▶ [Task description]: Quote word for word the portion of the listing that opens with the line containing "- search-icon: [777, 115, 796, 133]" and closes with the line containing "- avatar[interactable]: [227, 307, 325, 405]". Include both of those lines.

▶ [Exercise materials]:

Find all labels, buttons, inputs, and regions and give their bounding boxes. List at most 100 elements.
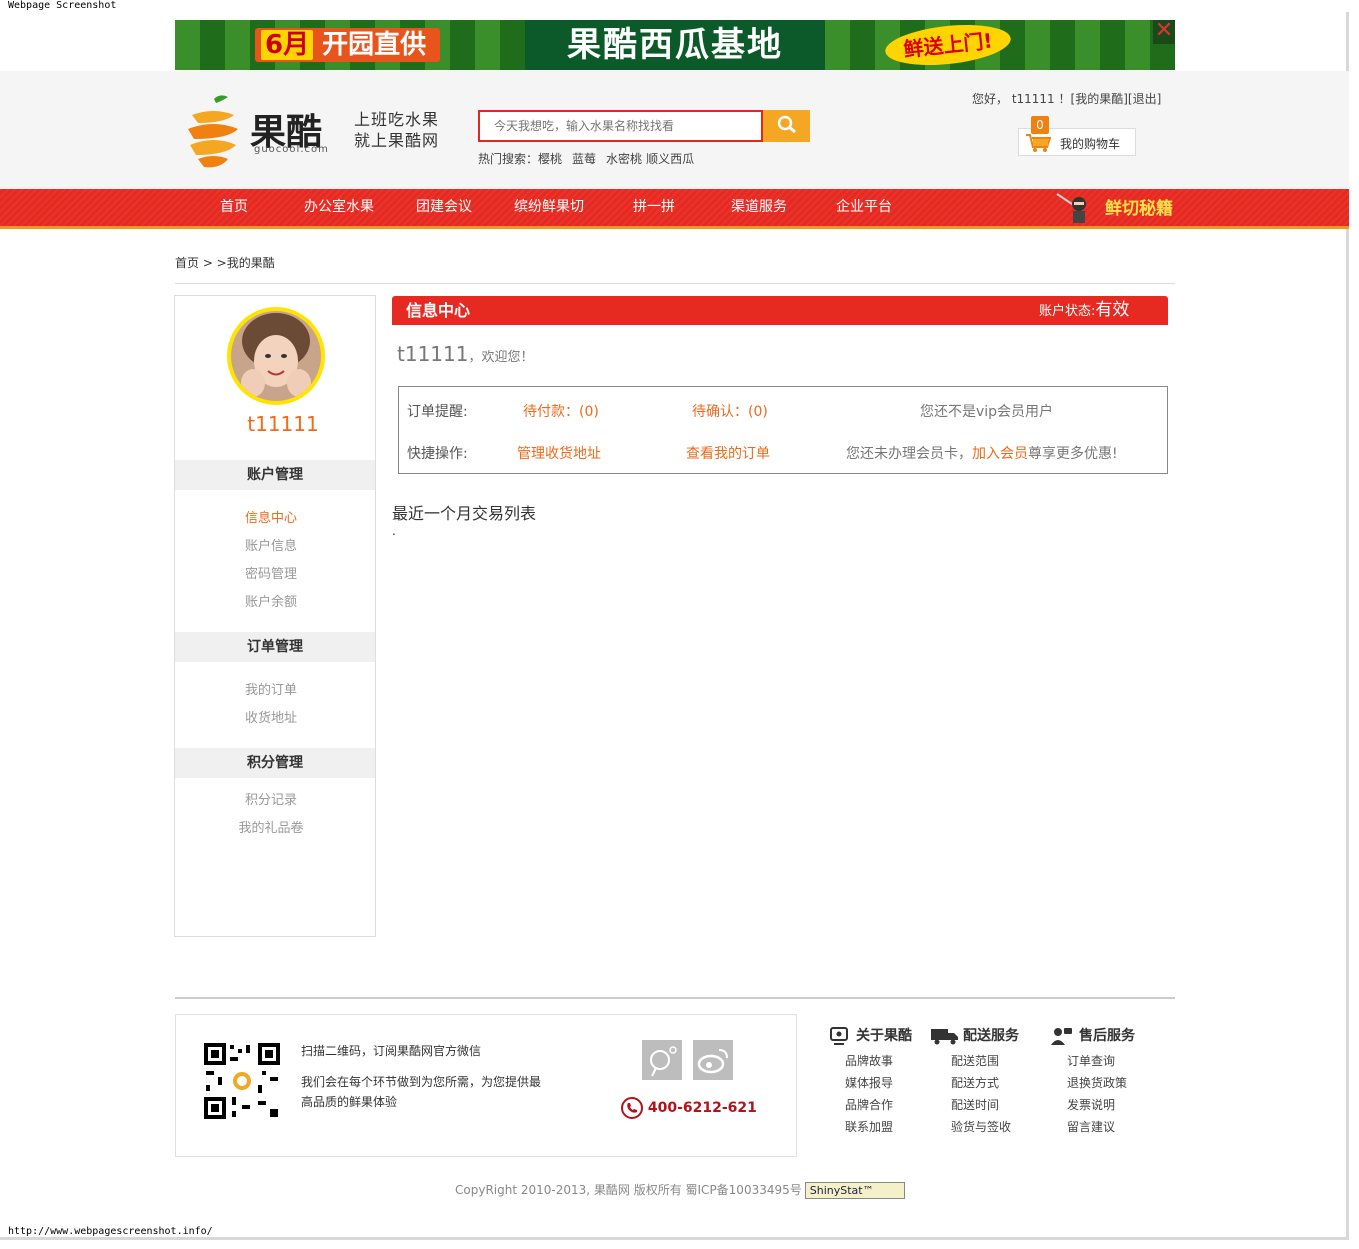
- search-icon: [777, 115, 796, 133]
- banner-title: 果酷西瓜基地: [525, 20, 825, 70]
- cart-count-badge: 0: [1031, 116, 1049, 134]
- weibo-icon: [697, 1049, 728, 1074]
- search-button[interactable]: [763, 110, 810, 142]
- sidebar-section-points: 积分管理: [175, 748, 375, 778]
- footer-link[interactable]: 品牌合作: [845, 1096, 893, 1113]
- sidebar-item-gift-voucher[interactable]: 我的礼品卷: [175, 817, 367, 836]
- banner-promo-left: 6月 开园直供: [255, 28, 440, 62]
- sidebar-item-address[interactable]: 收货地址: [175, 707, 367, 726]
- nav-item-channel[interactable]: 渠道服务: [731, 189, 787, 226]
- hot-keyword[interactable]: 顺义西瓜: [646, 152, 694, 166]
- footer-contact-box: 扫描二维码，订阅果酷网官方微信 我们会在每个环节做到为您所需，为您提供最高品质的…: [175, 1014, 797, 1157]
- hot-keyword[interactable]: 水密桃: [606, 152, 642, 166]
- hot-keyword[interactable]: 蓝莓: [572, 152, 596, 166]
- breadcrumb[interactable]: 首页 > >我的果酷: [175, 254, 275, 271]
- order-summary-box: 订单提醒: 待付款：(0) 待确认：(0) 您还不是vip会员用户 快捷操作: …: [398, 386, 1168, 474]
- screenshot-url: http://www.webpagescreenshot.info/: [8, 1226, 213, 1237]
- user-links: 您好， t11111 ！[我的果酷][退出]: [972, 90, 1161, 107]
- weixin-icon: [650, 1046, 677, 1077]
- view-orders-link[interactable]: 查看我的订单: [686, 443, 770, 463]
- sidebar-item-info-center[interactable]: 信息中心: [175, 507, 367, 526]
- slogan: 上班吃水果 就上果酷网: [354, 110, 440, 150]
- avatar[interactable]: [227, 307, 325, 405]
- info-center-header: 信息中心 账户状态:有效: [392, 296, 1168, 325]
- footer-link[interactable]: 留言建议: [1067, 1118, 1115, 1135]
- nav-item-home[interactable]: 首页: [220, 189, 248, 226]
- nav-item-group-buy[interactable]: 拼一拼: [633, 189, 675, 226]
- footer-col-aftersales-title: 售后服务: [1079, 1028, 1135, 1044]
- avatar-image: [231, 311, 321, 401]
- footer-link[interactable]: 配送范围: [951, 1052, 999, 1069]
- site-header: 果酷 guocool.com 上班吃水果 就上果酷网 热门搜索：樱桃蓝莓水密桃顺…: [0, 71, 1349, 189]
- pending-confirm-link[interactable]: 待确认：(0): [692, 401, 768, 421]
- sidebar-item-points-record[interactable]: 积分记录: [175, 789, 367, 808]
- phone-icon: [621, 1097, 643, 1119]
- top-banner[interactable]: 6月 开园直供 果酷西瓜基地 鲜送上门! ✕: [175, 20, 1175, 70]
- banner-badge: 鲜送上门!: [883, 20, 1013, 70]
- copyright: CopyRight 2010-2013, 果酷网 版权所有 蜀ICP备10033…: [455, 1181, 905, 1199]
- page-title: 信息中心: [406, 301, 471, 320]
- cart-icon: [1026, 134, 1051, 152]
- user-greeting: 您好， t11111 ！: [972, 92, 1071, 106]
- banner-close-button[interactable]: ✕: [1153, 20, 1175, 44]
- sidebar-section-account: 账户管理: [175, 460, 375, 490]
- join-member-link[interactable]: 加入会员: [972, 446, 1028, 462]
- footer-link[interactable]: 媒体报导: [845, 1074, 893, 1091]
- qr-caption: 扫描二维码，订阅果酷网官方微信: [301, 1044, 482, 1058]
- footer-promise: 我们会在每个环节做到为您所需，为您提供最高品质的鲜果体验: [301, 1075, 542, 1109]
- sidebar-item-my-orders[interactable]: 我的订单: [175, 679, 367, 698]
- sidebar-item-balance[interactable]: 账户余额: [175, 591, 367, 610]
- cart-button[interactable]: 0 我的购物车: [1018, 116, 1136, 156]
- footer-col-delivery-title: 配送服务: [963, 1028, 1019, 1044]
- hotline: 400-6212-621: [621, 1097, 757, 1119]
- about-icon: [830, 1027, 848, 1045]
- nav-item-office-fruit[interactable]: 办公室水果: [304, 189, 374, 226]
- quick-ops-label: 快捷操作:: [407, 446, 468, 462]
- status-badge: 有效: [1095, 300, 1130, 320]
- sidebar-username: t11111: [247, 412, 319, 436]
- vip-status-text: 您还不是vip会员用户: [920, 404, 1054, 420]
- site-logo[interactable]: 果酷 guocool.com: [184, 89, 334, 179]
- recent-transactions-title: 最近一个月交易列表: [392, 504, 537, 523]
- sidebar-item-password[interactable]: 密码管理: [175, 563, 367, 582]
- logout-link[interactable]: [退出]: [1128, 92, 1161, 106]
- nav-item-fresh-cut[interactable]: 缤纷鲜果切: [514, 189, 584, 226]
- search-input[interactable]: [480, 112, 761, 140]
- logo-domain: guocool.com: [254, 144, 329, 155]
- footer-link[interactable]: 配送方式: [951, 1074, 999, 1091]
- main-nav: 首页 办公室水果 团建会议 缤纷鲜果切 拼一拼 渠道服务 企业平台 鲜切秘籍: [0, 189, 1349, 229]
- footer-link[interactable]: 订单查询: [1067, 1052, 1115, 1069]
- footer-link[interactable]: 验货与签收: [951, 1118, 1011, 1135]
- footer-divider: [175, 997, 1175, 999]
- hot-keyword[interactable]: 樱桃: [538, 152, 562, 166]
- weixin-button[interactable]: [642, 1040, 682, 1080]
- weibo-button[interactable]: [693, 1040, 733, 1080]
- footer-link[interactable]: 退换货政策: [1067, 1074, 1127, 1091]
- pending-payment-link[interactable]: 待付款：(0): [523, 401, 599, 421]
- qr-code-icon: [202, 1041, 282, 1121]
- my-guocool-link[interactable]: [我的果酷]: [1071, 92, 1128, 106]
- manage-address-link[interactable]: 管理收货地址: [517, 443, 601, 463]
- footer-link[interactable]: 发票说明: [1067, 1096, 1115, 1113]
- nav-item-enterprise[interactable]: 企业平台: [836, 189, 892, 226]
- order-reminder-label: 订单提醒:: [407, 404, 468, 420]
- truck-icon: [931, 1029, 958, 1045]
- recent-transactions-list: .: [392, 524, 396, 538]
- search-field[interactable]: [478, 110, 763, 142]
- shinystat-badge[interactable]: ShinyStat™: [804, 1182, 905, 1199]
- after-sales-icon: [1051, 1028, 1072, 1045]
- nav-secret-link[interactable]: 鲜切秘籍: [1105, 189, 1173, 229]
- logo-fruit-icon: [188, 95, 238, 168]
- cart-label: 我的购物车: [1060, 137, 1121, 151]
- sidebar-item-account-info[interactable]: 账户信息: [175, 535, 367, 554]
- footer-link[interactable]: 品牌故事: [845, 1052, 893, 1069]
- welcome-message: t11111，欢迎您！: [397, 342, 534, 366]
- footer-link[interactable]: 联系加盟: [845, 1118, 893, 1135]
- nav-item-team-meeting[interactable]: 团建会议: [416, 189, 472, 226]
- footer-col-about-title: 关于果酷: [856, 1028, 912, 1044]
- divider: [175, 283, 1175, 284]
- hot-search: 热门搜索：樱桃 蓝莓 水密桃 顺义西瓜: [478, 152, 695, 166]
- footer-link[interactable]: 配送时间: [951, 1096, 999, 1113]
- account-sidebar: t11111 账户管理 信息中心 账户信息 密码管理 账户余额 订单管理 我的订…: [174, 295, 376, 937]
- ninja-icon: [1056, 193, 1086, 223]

* * *

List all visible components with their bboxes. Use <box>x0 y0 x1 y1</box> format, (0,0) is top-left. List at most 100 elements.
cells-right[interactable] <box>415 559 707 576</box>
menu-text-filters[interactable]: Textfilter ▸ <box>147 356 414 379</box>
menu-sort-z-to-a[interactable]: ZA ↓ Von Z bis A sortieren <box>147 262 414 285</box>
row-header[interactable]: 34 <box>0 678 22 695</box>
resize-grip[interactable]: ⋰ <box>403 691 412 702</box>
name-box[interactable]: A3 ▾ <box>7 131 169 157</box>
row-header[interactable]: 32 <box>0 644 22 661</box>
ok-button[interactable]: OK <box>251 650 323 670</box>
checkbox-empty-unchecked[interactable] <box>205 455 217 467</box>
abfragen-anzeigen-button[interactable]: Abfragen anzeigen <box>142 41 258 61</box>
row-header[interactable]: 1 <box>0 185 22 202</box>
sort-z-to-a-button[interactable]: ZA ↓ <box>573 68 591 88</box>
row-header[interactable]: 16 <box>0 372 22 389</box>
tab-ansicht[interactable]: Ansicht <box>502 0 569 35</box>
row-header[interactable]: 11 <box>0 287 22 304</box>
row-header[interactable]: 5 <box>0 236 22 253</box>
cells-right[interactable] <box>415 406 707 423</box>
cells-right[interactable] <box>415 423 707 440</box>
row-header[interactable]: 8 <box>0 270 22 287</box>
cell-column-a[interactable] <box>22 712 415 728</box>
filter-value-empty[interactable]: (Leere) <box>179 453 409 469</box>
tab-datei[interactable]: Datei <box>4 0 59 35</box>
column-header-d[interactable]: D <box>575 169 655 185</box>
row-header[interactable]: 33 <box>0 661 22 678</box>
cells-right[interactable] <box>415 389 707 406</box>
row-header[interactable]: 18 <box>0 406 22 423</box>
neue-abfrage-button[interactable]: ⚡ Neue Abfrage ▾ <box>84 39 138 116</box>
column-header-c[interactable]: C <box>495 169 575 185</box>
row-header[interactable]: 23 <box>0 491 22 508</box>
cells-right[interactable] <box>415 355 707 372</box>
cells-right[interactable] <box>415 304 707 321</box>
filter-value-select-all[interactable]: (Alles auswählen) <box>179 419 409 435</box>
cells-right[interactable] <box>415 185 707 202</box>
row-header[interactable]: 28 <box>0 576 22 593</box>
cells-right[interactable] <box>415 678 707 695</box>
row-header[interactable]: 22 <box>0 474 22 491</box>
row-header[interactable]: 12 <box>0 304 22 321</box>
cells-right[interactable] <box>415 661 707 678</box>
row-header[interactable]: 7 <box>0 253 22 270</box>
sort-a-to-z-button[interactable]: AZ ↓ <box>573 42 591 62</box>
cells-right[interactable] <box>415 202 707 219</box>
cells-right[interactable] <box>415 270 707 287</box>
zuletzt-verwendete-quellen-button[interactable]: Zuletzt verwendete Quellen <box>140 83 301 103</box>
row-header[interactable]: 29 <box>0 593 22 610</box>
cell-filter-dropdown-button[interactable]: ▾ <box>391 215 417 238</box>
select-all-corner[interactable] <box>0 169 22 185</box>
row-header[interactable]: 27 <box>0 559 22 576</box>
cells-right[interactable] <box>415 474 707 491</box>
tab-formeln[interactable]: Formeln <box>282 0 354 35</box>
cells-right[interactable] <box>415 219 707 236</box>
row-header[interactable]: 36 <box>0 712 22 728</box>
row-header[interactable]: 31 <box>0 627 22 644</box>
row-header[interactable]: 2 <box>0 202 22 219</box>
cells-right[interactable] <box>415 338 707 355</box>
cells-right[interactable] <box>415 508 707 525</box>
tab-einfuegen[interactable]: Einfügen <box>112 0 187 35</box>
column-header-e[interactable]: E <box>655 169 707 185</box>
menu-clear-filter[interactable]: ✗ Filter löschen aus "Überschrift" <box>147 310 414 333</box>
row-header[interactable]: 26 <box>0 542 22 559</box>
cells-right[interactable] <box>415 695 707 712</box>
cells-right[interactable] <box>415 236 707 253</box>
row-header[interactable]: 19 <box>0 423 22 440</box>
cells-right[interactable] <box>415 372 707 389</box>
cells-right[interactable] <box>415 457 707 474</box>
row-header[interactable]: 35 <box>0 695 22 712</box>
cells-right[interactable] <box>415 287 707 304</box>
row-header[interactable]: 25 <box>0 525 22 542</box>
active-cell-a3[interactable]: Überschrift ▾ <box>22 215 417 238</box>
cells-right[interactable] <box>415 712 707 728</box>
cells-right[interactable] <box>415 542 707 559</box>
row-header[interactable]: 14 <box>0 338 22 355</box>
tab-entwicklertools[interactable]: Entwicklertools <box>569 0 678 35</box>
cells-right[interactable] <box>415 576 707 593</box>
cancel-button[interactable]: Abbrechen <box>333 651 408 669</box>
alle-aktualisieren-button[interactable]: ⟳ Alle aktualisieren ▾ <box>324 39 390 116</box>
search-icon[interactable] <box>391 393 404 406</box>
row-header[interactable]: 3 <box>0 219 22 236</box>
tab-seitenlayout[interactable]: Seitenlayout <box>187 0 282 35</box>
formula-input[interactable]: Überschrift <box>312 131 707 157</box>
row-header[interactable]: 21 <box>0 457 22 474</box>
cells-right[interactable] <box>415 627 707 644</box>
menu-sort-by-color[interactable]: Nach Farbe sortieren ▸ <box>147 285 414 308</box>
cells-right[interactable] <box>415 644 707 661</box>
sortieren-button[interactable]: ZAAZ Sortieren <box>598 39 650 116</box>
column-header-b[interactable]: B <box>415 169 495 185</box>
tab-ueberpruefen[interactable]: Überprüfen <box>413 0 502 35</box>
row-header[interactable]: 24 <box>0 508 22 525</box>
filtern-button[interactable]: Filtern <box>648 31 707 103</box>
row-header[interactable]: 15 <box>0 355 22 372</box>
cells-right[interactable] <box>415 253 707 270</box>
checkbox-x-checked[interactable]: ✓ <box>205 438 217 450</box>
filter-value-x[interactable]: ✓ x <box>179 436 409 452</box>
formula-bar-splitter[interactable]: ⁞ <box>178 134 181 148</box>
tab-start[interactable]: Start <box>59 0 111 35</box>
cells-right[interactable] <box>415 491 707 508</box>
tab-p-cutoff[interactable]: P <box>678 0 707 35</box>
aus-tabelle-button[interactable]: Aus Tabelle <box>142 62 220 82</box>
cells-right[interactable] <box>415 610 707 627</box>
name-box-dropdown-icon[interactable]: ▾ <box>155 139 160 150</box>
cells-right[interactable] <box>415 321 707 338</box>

▶ [Expected answer]:
- search-icon: [777, 115, 796, 133]
- banner-title: 果酷西瓜基地: [525, 20, 825, 70]
- cart-count-badge: 0: [1031, 116, 1049, 134]
- weibo-icon: [697, 1049, 728, 1074]
- search-button[interactable]: [763, 110, 810, 142]
- sidebar-section-points: 积分管理: [175, 748, 375, 778]
- footer-link[interactable]: 品牌合作: [845, 1096, 893, 1113]
- sidebar-item-gift-voucher[interactable]: 我的礼品卷: [175, 817, 367, 836]
- banner-promo-left: 6月 开园直供: [255, 28, 440, 62]
- sidebar-item-address[interactable]: 收货地址: [175, 707, 367, 726]
- nav-item-channel[interactable]: 渠道服务: [731, 189, 787, 226]
- hot-keyword[interactable]: 顺义西瓜: [646, 152, 694, 166]
- footer-contact-box: 扫描二维码，订阅果酷网官方微信 我们会在每个环节做到为您所需，为您提供最高品质的…: [175, 1014, 797, 1157]
- hot-keyword[interactable]: 水密桃: [606, 152, 642, 166]
- hot-keyword[interactable]: 蓝莓: [572, 152, 596, 166]
- breadcrumb[interactable]: 首页 > >我的果酷: [175, 254, 275, 271]
- order-summary-box: 订单提醒: 待付款：(0) 待确认：(0) 您还不是vip会员用户 快捷操作: …: [398, 386, 1168, 474]
- screenshot-url: http://www.webpagescreenshot.info/: [8, 1226, 213, 1237]
- user-links: 您好， t11111 ！[我的果酷][退出]: [972, 90, 1161, 107]
- weixin-icon: [650, 1046, 677, 1077]
- view-orders-link[interactable]: 查看我的订单: [686, 443, 770, 463]
- sidebar-item-info-center[interactable]: 信息中心: [175, 507, 367, 526]
- slogan: 上班吃水果 就上果酷网: [354, 110, 440, 150]
- avatar[interactable]: [227, 307, 325, 405]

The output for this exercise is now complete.